I trained as an Employment lawyer, so I have something of an intellectual fetish for the technical side of Employment Law and the French Labour Code is worthy of fascination. This door-stop of a document is often decried as overly complicated. It topped out at 3,689 pages in 2015, although this misleading statistic (only a fraction of those pages are relevant to the majority of employers) misses the point that it is probably better that the most important contract in an individual’s life – the primary source of their income – is more regulated than less. Even so, there is significant room for improvement in a labour market where those in the tent (older people on permanent contracts) are protected to the expense of those outside (young people on temporary or fixed term contracts). Life is geared to the former, who find it easy to borrow money or get a mortgage, whereas the latter wait frustrated outside for their turn at life.
With such a pressing social problem, excluding the poor and marginalised from aspects of society, what did François Hollande promise to reform the Employment Code in 2012? Absolutely nothing. Therein lies the problem facing the French Government – how do you shake up one of the most ossified parts of French society without a mandate to do so?The new Minister for Labour, Myriam El Khomri, had a daunting task awaiting her when she arrived last September – to reform the Labour Code. The problem was that it wasn’t at all clear what should be in the reform – merely that the President wanted one final big reform for 2016 and this was to be it.

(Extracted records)
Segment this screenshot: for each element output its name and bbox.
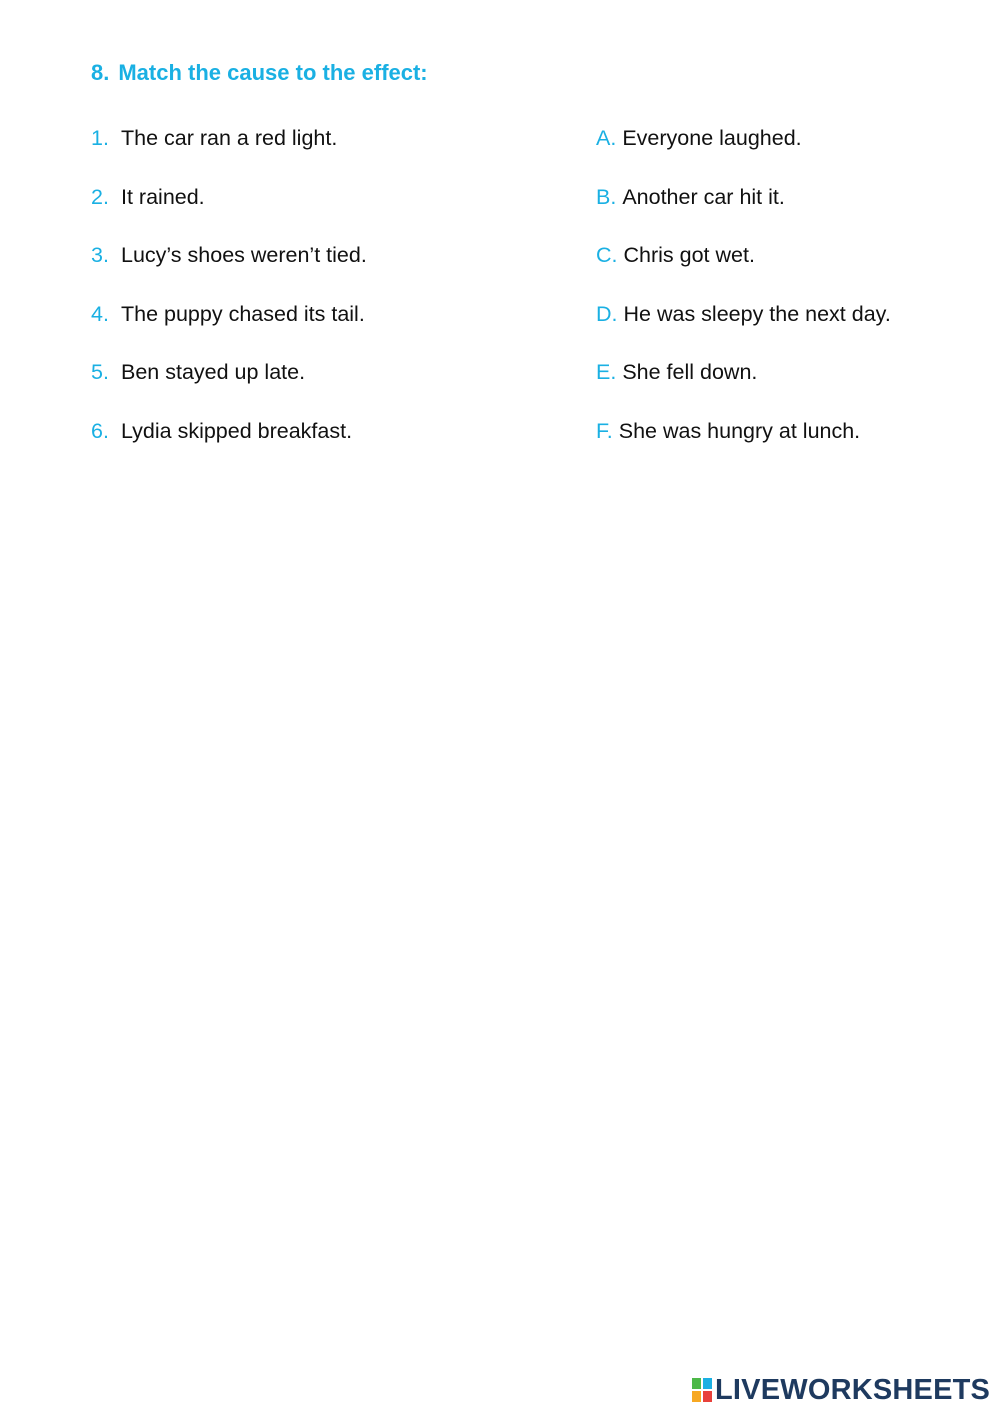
effect-item <box>596 124 891 183</box>
cause-item <box>91 183 367 242</box>
effects-list <box>596 124 891 475</box>
effect-text: He was sleepy the next day. <box>623 301 891 326</box>
question-title: Match the cause to the effect: <box>118 60 428 85</box>
effect-text: She fell down. <box>622 360 758 384</box>
effect-text: Chris got wet. <box>623 243 755 267</box>
effect-text: Everyone laughed. <box>622 126 802 150</box>
effect-item <box>596 300 891 359</box>
question-heading <box>91 60 428 86</box>
liveworksheets-logo-icon <box>692 1378 712 1402</box>
effect-item <box>596 241 891 300</box>
cause-item <box>91 358 367 417</box>
question-number: 8. <box>91 60 110 85</box>
cause-number: 4. <box>91 301 109 326</box>
liveworksheets-branding <box>692 1372 990 1408</box>
cause-number: 3. <box>91 243 109 267</box>
effect-letter: F. <box>596 418 613 443</box>
cause-text: It rained. <box>121 184 205 209</box>
effect-letter: E. <box>596 360 617 384</box>
cause-text: The car ran a red light. <box>121 126 338 150</box>
cause-text: Ben stayed up late. <box>121 360 306 384</box>
cause-number: 1. <box>91 126 109 150</box>
effect-letter: A. <box>596 126 617 150</box>
cause-item <box>91 241 367 300</box>
cause-number: 5. <box>91 360 109 384</box>
cause-item <box>91 124 367 183</box>
causes-list <box>91 124 367 475</box>
cause-item <box>91 417 367 476</box>
cause-item <box>91 300 367 359</box>
cause-text: The puppy chased its tail. <box>121 301 365 326</box>
effect-text: Another car hit it. <box>622 184 785 209</box>
cause-number: 6. <box>91 418 109 443</box>
cause-number: 2. <box>91 184 109 209</box>
effect-item <box>596 183 891 242</box>
effect-letter: C. <box>596 243 618 267</box>
cause-text: Lydia skipped breakfast. <box>121 418 353 443</box>
effect-letter: B. <box>596 184 617 209</box>
effect-letter: D. <box>596 301 618 326</box>
liveworksheets-wordmark: LIVEWORKSHEETS <box>715 1373 991 1406</box>
effect-text: She was hungry at lunch. <box>618 418 861 443</box>
effect-item <box>596 417 891 476</box>
cause-text: Lucy’s shoes weren’t tied. <box>121 243 367 267</box>
effect-item <box>596 358 891 417</box>
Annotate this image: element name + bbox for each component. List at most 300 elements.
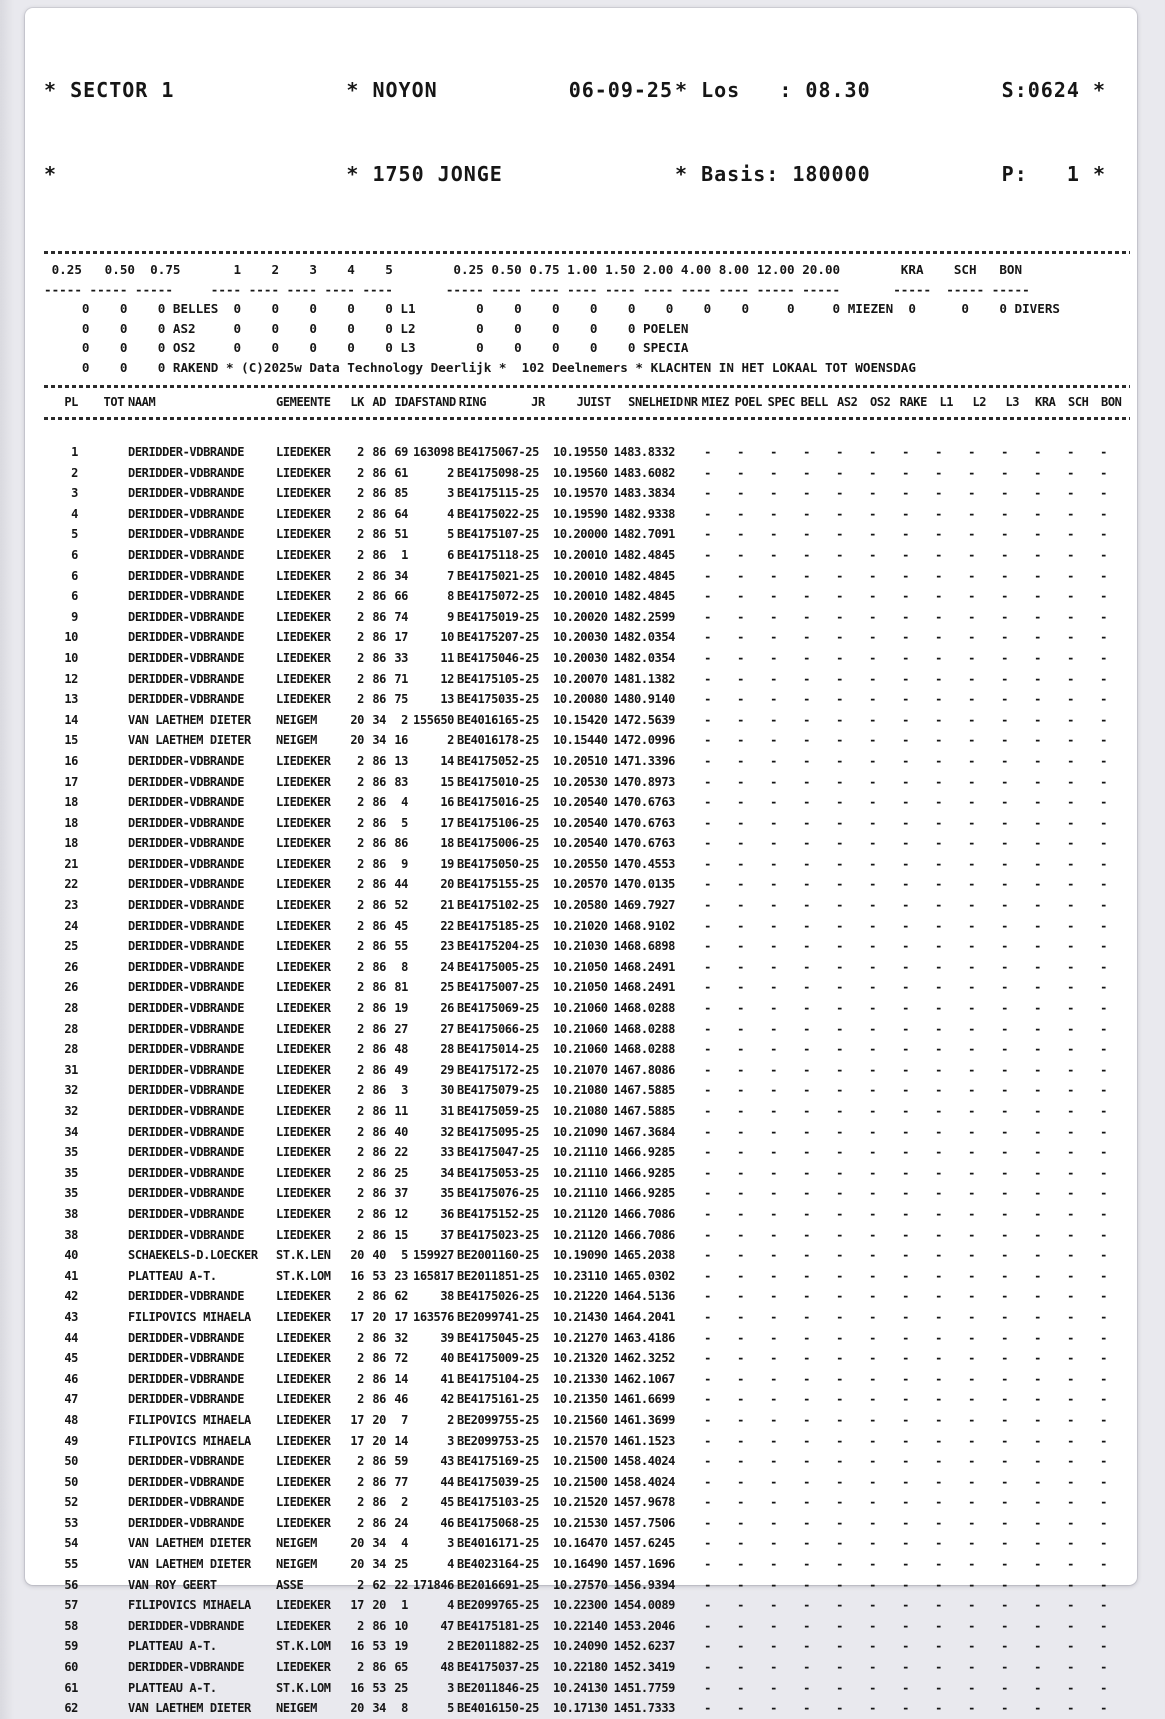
cell-os2: - <box>869 877 876 892</box>
cell-pl: 6 <box>71 568 78 583</box>
cell-poel: - <box>737 1309 744 1324</box>
cell-ring: BE4175050-25 <box>457 856 539 871</box>
cell-l3: - <box>1001 445 1008 459</box>
cell-bon: - <box>1100 1660 1107 1675</box>
cell-juist: 10.21270 <box>553 1330 608 1345</box>
cell-ad: 86 <box>372 445 386 459</box>
cell-rake: - <box>902 856 909 871</box>
cell-rake: - <box>902 836 909 851</box>
cell-miez: - <box>704 1330 711 1345</box>
cell-bon: - <box>1100 712 1107 727</box>
cell-snelheid: 1482.4845 <box>613 547 675 562</box>
cell-afstand: 28 <box>440 1042 454 1057</box>
cell-sch: - <box>1067 1206 1074 1221</box>
cell-ad: 86 <box>372 1001 386 1016</box>
cell-spec: - <box>770 753 777 768</box>
cell-bell: - <box>803 1660 810 1675</box>
cell-rake: - <box>902 1577 909 1592</box>
cell-nr <box>675 710 691 731</box>
cell-gemeente: LIEDEKER <box>276 630 331 645</box>
cell-nr <box>675 1554 691 1575</box>
cell-os2: - <box>869 815 876 830</box>
cell-sch: - <box>1067 1145 1074 1160</box>
cell-ad: 86 <box>372 1289 386 1304</box>
cell-nr <box>675 1698 691 1719</box>
cell-bon: - <box>1100 1536 1107 1551</box>
cell-tot <box>78 689 124 710</box>
cell-lk: 16 <box>350 1639 364 1654</box>
result-row <box>44 689 1120 710</box>
cell-l1: - <box>935 1577 942 1592</box>
cell-lk: 20 <box>350 733 364 748</box>
cell-afstand: 43 <box>440 1454 454 1469</box>
cell-tot <box>78 1019 124 1040</box>
result-row <box>44 607 1120 628</box>
cell-poel: - <box>737 939 744 954</box>
cell-lk: 2 <box>357 1351 364 1366</box>
cell-afstand: 155650 <box>413 712 454 727</box>
cell-afstand: 21 <box>440 898 454 913</box>
cell-tot <box>78 442 124 463</box>
cell-afstand: 38 <box>440 1289 454 1304</box>
result-row <box>44 895 1120 916</box>
cell-sch: - <box>1067 1454 1074 1469</box>
cell-miez: - <box>704 1412 711 1427</box>
result-row <box>44 545 1120 566</box>
cell-poel: - <box>737 1001 744 1016</box>
cell-miez: - <box>704 1639 711 1654</box>
cell-spec: - <box>770 506 777 521</box>
cell-ring: BE4175039-25 <box>457 1474 539 1489</box>
cell-poel: - <box>737 1227 744 1242</box>
cell-poel: - <box>737 568 744 583</box>
cell-l1: - <box>935 465 942 480</box>
cell-as2: - <box>836 1042 843 1057</box>
cell-juist: 10.27570 <box>553 1577 608 1592</box>
cell-gemeente: LIEDEKER <box>276 1454 331 1469</box>
cell-as2: - <box>836 1515 843 1530</box>
result-row <box>44 1348 1120 1369</box>
cell-os2: - <box>869 774 876 789</box>
cell-bell: - <box>803 1680 810 1695</box>
cell-id: 61 <box>394 465 408 480</box>
cell-id: 83 <box>394 774 408 789</box>
cell-bon: - <box>1100 1495 1107 1510</box>
cell-gemeente: LIEDEKER <box>276 486 331 501</box>
cell-l2: - <box>968 465 975 480</box>
cell-naam: DERIDDER-VDBRANDE <box>128 1186 245 1201</box>
cell-ring: BE4175059-25 <box>457 1104 539 1118</box>
cell-id: 8 <box>401 1701 408 1716</box>
cell-bell: - <box>803 1598 810 1613</box>
cell-rake: - <box>902 1289 909 1304</box>
result-row <box>44 1389 1120 1410</box>
cell-poel: - <box>737 1268 744 1283</box>
cell-lk: 2 <box>357 959 364 974</box>
cell-naam: DERIDDER-VDBRANDE <box>128 753 245 768</box>
cell-tot <box>78 854 124 875</box>
cell-lk: 2 <box>357 630 364 645</box>
cell-afstand: 11 <box>440 650 454 665</box>
cell-kra: - <box>1034 1330 1041 1345</box>
cell-naam: DERIDDER-VDBRANDE <box>128 1145 245 1160</box>
cell-ad: 86 <box>372 1206 386 1221</box>
cell-juist: 10.21110 <box>553 1186 608 1201</box>
cell-poel: - <box>737 486 744 501</box>
cell-pl: 54 <box>64 1536 78 1551</box>
cell-l1: - <box>935 1701 942 1716</box>
cell-gemeente: LIEDEKER <box>276 1021 331 1036</box>
cell-kra: - <box>1034 1104 1041 1118</box>
cell-spec: - <box>770 1660 777 1675</box>
cell-ring: BE4175181-25 <box>457 1618 539 1633</box>
cell-ad: 86 <box>372 856 386 871</box>
cell-l1: - <box>935 959 942 974</box>
cell-tot <box>78 916 124 937</box>
cell-naam: DERIDDER-VDBRANDE <box>128 609 245 624</box>
cell-rake: - <box>902 630 909 645</box>
cell-bon: - <box>1100 1021 1107 1036</box>
cell-kra: - <box>1034 1557 1041 1572</box>
cell-poel: - <box>737 1433 744 1448</box>
cell-poel: - <box>737 1454 744 1469</box>
cell-kra: - <box>1034 795 1041 810</box>
report-header <box>44 20 1137 244</box>
cell-bell: - <box>803 692 810 707</box>
cell-os2: - <box>869 795 876 810</box>
cell-sch: - <box>1067 671 1074 686</box>
cell-snelheid: 1461.1523 <box>613 1433 675 1448</box>
cell-naam: VAN LAETHEM DIETER <box>128 1536 251 1551</box>
cell-afstand: 16 <box>440 795 454 810</box>
cell-spec: - <box>770 898 777 913</box>
cell-as2: - <box>836 836 843 851</box>
cell-sch: - <box>1067 1680 1074 1695</box>
cell-juist: 10.21430 <box>553 1309 608 1324</box>
cell-id: 46 <box>394 1392 408 1407</box>
cell-l3: - <box>1001 1598 1008 1613</box>
stats-line: 0 0 0 AS2 0 0 0 0 0 L2 0 0 0 0 0 POELEN <box>44 320 689 336</box>
cell-afstand: 34 <box>440 1165 454 1180</box>
cell-l3: - <box>1001 815 1008 830</box>
cell-nr <box>675 1369 691 1390</box>
cell-kra: - <box>1034 671 1041 686</box>
cell-naam: DERIDDER-VDBRANDE <box>128 939 245 954</box>
cell-gemeente: LIEDEKER <box>276 1186 331 1201</box>
cell-rake: - <box>902 774 909 789</box>
cell-tot <box>78 1101 124 1122</box>
cell-poel: - <box>737 877 744 892</box>
cell-bell: - <box>803 815 810 830</box>
cell-snelheid: 1468.0288 <box>613 1001 675 1016</box>
cell-bon: - <box>1100 589 1107 604</box>
cell-id: 24 <box>394 1515 408 1530</box>
cell-ring: BE4175069-25 <box>457 1001 539 1016</box>
cell-spec: - <box>770 1021 777 1036</box>
cell-snelheid: 1469.7927 <box>613 898 675 913</box>
cell-spec: - <box>770 1392 777 1407</box>
cell-spec: - <box>770 918 777 933</box>
cell-bon: - <box>1100 486 1107 501</box>
cell-juist: 10.20540 <box>553 815 608 830</box>
cell-id: 66 <box>394 589 408 604</box>
cell-id: 25 <box>394 1680 408 1695</box>
cell-naam: FILIPOVICS MIHAELA <box>128 1598 251 1613</box>
cell-as2: - <box>836 1495 843 1510</box>
cell-gemeente: NEIGEM <box>276 733 317 748</box>
cell-naam: FILIPOVICS MIHAELA <box>128 1412 251 1427</box>
cell-snelheid: 1482.0354 <box>613 630 675 645</box>
cell-bell: - <box>803 1474 810 1489</box>
cell-afstand: 2 <box>447 1412 454 1427</box>
cell-l2: - <box>968 733 975 748</box>
cell-bon: - <box>1100 671 1107 686</box>
result-row <box>44 1080 1120 1101</box>
header-spacer <box>566 160 673 188</box>
cell-afstand: 171846 <box>413 1577 454 1592</box>
cell-tot <box>78 833 124 854</box>
cell-naam: DERIDDER-VDBRANDE <box>128 1515 245 1530</box>
cell-lk: 2 <box>357 1145 364 1160</box>
cell-bon: - <box>1100 1042 1107 1057</box>
cell-miez: - <box>704 486 711 501</box>
result-row <box>44 1369 1120 1390</box>
col-header-pl: PL <box>64 395 78 409</box>
cell-as2: - <box>836 1124 843 1139</box>
result-row <box>44 483 1120 504</box>
cell-ad: 86 <box>372 815 386 830</box>
cell-afstand: 42 <box>440 1392 454 1407</box>
cell-pl: 38 <box>64 1227 78 1242</box>
cell-poel: - <box>737 630 744 645</box>
cell-gemeente: ST.K.LOM <box>276 1680 331 1695</box>
cell-miez: - <box>704 589 711 604</box>
cell-snelheid: 1457.6245 <box>613 1536 675 1551</box>
cell-l1: - <box>935 506 942 521</box>
cell-pl: 55 <box>64 1557 78 1572</box>
cell-rake: - <box>902 712 909 727</box>
cell-l3: - <box>1001 1083 1008 1098</box>
cell-nr <box>675 463 691 484</box>
cell-kra: - <box>1034 1289 1041 1304</box>
cell-snelheid: 1466.9285 <box>613 1165 675 1180</box>
cell-rake: - <box>902 609 909 624</box>
cell-naam: DERIDDER-VDBRANDE <box>128 959 245 974</box>
cell-l2: - <box>968 506 975 521</box>
cell-l1: - <box>935 1165 942 1180</box>
cell-snelheid: 1467.5885 <box>613 1104 675 1118</box>
cell-bell: - <box>803 1701 810 1716</box>
cell-tot <box>78 1410 124 1431</box>
cell-juist: 10.21520 <box>553 1495 608 1510</box>
result-row <box>44 669 1120 690</box>
cell-spec: - <box>770 1165 777 1180</box>
cell-sch: - <box>1067 836 1074 851</box>
cell-os2: - <box>869 1268 876 1283</box>
cell-naam: DERIDDER-VDBRANDE <box>128 1062 245 1077</box>
cell-afstand: 2 <box>447 465 454 480</box>
cell-as2: - <box>836 1618 843 1633</box>
cell-miez: - <box>704 774 711 789</box>
cell-as2: - <box>836 527 843 542</box>
cell-l3: - <box>1001 980 1008 995</box>
cell-sch: - <box>1067 1392 1074 1407</box>
cell-tot <box>78 669 124 690</box>
cell-pl: 47 <box>64 1392 78 1407</box>
cell-id: 23 <box>394 1268 408 1283</box>
cell-l2: - <box>968 980 975 995</box>
cell-l3: - <box>1001 1454 1008 1469</box>
cell-poel: - <box>737 1680 744 1695</box>
col-header-ring-jr <box>456 390 553 414</box>
cell-ad: 86 <box>372 527 386 542</box>
cell-juist: 10.19570 <box>553 486 608 501</box>
cell-sch: - <box>1067 1433 1074 1448</box>
cell-bell: - <box>803 1206 810 1221</box>
cell-nr <box>675 1163 691 1184</box>
cell-ad: 86 <box>372 1145 386 1160</box>
cell-ring: BE2099765-25 <box>457 1598 539 1613</box>
cell-id: 2 <box>401 712 408 727</box>
cell-kra: - <box>1034 1021 1041 1036</box>
cell-juist: 10.21500 <box>553 1474 608 1489</box>
cell-tot <box>78 1616 124 1637</box>
cell-pl: 45 <box>64 1351 78 1366</box>
cell-ring: BE4175068-25 <box>457 1515 539 1530</box>
cell-afstand: 26 <box>440 1001 454 1016</box>
cell-l2: - <box>968 1598 975 1613</box>
cell-tot <box>78 874 124 895</box>
cell-gemeente: LIEDEKER <box>276 836 331 851</box>
cell-l1: - <box>935 1433 942 1448</box>
cell-rake: - <box>902 1536 909 1551</box>
cell-tot <box>78 1451 124 1472</box>
cell-l1: - <box>935 1206 942 1221</box>
cell-rake: - <box>902 1392 909 1407</box>
cell-afstand: 5 <box>447 1701 454 1716</box>
cell-rake: - <box>902 795 909 810</box>
cell-juist: 10.21110 <box>553 1145 608 1160</box>
cell-juist: 10.21220 <box>553 1289 608 1304</box>
cell-ring: BE2016691-25 <box>457 1577 539 1592</box>
cell-ad: 86 <box>372 877 386 892</box>
cell-gemeente: LIEDEKER <box>276 1598 331 1613</box>
cell-juist: 10.21070 <box>553 1062 608 1077</box>
cell-kra: - <box>1034 1371 1041 1386</box>
cell-nr <box>675 1204 691 1225</box>
cell-os2: - <box>869 836 876 851</box>
cell-spec: - <box>770 609 777 624</box>
cell-naam: DERIDDER-VDBRANDE <box>128 506 245 521</box>
cell-kra: - <box>1034 836 1041 851</box>
cell-nr <box>675 1245 691 1266</box>
cell-snelheid: 1452.6237 <box>613 1639 675 1654</box>
cell-pl: 22 <box>64 877 78 892</box>
cell-lk: 2 <box>357 527 364 542</box>
result-row <box>44 792 1120 813</box>
cell-rake: - <box>902 753 909 768</box>
cell-bell: - <box>803 486 810 501</box>
cell-ad: 86 <box>372 918 386 933</box>
cell-kra: - <box>1034 1351 1041 1366</box>
cell-bon: - <box>1100 1186 1107 1201</box>
cell-tot <box>78 1369 124 1390</box>
cell-l3: - <box>1001 1330 1008 1345</box>
cell-pl: 26 <box>64 980 78 995</box>
cell-sch: - <box>1067 527 1074 542</box>
cell-kra: - <box>1034 1165 1041 1180</box>
cell-os2: - <box>869 1680 876 1695</box>
cell-juist: 10.16490 <box>553 1557 608 1572</box>
cell-pl: 42 <box>64 1289 78 1304</box>
cell-afstand: 8 <box>447 589 454 604</box>
cell-l3: - <box>1001 1536 1008 1551</box>
cell-rake: - <box>902 1165 909 1180</box>
cell-juist: 10.17130 <box>553 1701 608 1716</box>
cell-rake: - <box>902 1021 909 1036</box>
cell-naam: DERIDDER-VDBRANDE <box>128 1618 245 1633</box>
cell-juist: 10.21020 <box>553 918 608 933</box>
cell-miez: - <box>704 1618 711 1633</box>
cell-l3: - <box>1001 1577 1008 1592</box>
cell-spec: - <box>770 1515 777 1530</box>
cell-as2: - <box>836 733 843 748</box>
cell-snelheid: 1483.6082 <box>613 465 675 480</box>
cell-as2: - <box>836 1309 843 1324</box>
cell-juist: 10.21060 <box>553 1021 608 1036</box>
cell-as2: - <box>836 671 843 686</box>
cell-tot <box>78 483 124 504</box>
cell-tot <box>78 1183 124 1204</box>
result-row <box>44 1019 1120 1040</box>
cell-lk: 16 <box>350 1680 364 1695</box>
cell-bon: - <box>1100 774 1107 789</box>
result-row <box>44 1039 1120 1060</box>
cell-tot <box>78 1431 124 1452</box>
cell-l1: - <box>935 753 942 768</box>
cell-poel: - <box>737 733 744 748</box>
cell-naam: DERIDDER-VDBRANDE <box>128 795 245 810</box>
cell-nr <box>675 751 691 772</box>
cell-bell: - <box>803 836 810 851</box>
cell-rake: - <box>902 1186 909 1201</box>
cell-l2: - <box>968 630 975 645</box>
cell-ring: BE2011846-25 <box>457 1680 539 1695</box>
cell-nr <box>675 1595 691 1616</box>
cell-nr <box>675 689 691 710</box>
cell-miez: - <box>704 1001 711 1016</box>
cell-as2: - <box>836 1660 843 1675</box>
cell-sch: - <box>1067 1618 1074 1633</box>
cell-ad: 86 <box>372 609 386 624</box>
cell-naam: DERIDDER-VDBRANDE <box>128 836 245 851</box>
result-row <box>44 1533 1120 1554</box>
cell-gemeente: LIEDEKER <box>276 589 331 604</box>
cell-pl: 48 <box>64 1412 78 1427</box>
cell-lk: 2 <box>357 836 364 851</box>
cell-id: 15 <box>394 1227 408 1242</box>
cell-miez: - <box>704 568 711 583</box>
cell-l3: - <box>1001 1557 1008 1572</box>
cell-bell: - <box>803 465 810 480</box>
cell-snelheid: 1472.0996 <box>613 733 675 748</box>
result-row <box>44 1698 1120 1719</box>
cell-l1: - <box>935 568 942 583</box>
cell-id: 62 <box>394 1289 408 1304</box>
cell-kra: - <box>1034 712 1041 727</box>
cell-ring: BE4175007-25 <box>457 980 539 995</box>
cell-l1: - <box>935 650 942 665</box>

▶ DIRECTION 1:
List every year that the passage on the French Labour Code mentions.
▶ DIRECTION 2:
Copy the passage on the French Labour Code word for word, between "With such a" and "was to be it.", inclusive.
Rely only on the passage on the French Labour Code.

▶ TASK OUTPUT 1:
2015, 2012, 2016

▶ TASK OUTPUT 2:
With such a pressing social problem, excluding the poor and marginalised from aspects of society, what did François Hollande promise to reform the Employment Code in 2012? Absolutely nothing. Therein lies the problem facing the French Government – how do you shake up one of the most ossified parts of French society without a mandate to do so?The new Minister for Labour, Myriam El Khomri, had a daunting task awaiting her when she arrived last September – to reform the Labour Code. The problem was that it wasn’t at all clear what should be in the reform – merely that the President wanted one final big reform for 2016 and this was to be it.